* Begin Listing *

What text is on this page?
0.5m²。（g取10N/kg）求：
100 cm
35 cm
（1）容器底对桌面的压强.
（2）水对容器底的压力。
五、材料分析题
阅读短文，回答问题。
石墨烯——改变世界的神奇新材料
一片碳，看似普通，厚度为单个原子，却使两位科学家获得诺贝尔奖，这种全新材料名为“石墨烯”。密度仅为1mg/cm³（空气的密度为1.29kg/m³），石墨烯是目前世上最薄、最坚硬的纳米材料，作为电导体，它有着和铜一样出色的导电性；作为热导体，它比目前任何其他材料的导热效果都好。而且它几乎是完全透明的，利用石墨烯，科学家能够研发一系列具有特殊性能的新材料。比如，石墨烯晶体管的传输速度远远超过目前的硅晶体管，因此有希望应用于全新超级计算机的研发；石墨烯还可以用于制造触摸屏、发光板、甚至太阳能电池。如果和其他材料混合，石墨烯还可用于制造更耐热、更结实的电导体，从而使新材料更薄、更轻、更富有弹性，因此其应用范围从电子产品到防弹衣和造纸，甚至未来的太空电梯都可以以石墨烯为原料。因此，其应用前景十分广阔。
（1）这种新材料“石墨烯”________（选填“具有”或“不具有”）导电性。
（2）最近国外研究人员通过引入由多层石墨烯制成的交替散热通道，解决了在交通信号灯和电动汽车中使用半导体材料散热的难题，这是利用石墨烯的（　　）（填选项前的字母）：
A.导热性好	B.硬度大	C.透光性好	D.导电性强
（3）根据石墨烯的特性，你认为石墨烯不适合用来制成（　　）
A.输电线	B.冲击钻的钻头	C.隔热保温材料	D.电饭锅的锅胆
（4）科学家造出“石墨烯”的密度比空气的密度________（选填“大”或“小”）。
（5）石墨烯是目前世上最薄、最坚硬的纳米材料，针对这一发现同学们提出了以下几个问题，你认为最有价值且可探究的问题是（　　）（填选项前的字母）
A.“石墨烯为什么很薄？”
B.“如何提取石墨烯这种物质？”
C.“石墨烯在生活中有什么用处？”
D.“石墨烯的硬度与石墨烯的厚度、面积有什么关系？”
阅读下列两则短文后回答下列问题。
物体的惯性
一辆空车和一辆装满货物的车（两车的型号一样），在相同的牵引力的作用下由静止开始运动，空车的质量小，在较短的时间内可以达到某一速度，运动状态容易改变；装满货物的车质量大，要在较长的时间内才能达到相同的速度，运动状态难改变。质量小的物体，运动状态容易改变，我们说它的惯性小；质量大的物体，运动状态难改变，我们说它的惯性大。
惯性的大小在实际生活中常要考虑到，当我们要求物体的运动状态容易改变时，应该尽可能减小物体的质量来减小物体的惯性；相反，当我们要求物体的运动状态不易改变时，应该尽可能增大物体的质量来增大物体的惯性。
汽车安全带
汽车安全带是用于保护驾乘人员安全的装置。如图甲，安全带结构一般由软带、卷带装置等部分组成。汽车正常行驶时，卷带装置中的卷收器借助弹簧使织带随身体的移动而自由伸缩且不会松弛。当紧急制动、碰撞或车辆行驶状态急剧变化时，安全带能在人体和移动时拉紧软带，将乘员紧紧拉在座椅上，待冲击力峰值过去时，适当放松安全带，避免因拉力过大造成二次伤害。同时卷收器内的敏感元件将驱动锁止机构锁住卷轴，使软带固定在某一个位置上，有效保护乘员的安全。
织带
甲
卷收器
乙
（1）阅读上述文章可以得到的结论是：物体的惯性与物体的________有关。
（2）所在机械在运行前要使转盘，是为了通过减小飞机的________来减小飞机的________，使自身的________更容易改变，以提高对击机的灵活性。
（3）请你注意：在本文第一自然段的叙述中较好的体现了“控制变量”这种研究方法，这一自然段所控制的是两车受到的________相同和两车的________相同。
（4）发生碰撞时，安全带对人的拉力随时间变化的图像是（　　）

* End Listing *

=== What you have to do ===
Show every line where the string "填选项前的字母" appears.

=== Finished task ===
（2）最近国外研究人员通过引入由多层石墨烯制成的交替散热通道，解决了在交通信号灯和电动汽车中使用半导体材料散热的难题，这是利用石墨烯的（　　）（填选项前的字母）：
（5）石墨烯是目前世上最薄、最坚硬的纳米材料，针对这一发现同学们提出了以下几个问题，你认为最有价值且可探究的问题是（　　）（填选项前的字母）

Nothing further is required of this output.